__WHAT YOU ARE ASKED TO DO__:
Extract every line that includes the string "understanding".

__RECORDS SHOWN__:

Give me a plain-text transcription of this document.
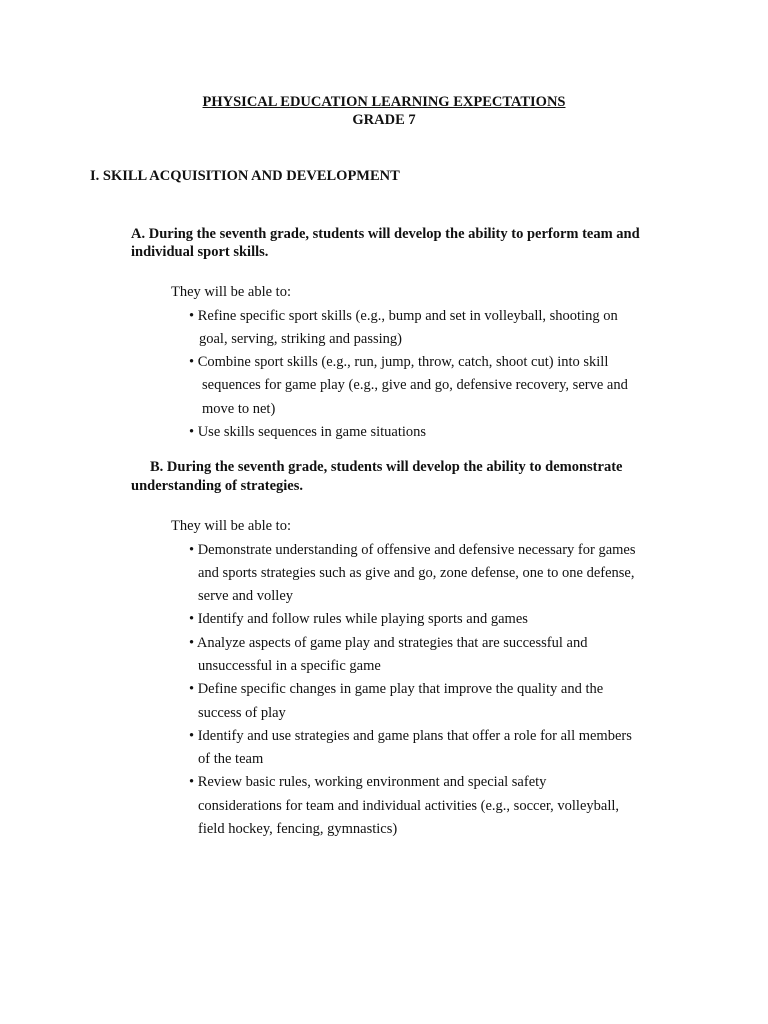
PHYSICAL EDUCATION LEARNING EXPECTATIONS
GRADE 7
I. SKILL ACQUISITION AND DEVELOPMENT
A. During the seventh grade, students will develop the ability to perform team and
individual sport skills.
They will be able to:
• Refine specific sport skills (e.g., bump and set in volleyball, shooting on
goal, serving, striking and passing)
• Combine sport skills (e.g., run, jump, throw, catch, shoot cut) into skill
sequences for game play (e.g., give and go, defensive recovery, serve and
move to net)
• Use skills sequences in game situations
B. During the seventh grade, students will develop the ability to demonstrate
understanding of strategies.
They will be able to:
• Demonstrate understanding of offensive and defensive necessary for games
and sports strategies such as give and go, zone defense, one to one defense,
serve and volley
• Identify and follow rules while playing sports and games
• Analyze aspects of game play and strategies that are successful and
unsuccessful in a specific game
• Define specific changes in game play that improve the quality and the
success of play
• Identify and use strategies and game plans that offer a role for all members
of the team
• Review basic rules, working environment and special safety
considerations for team and individual activities (e.g., soccer, volleyball,
field hockey, fencing, gymnastics)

__FINISHED ANSWER__:
understanding of strategies.
• Demonstrate understanding of offensive and defensive necessary for games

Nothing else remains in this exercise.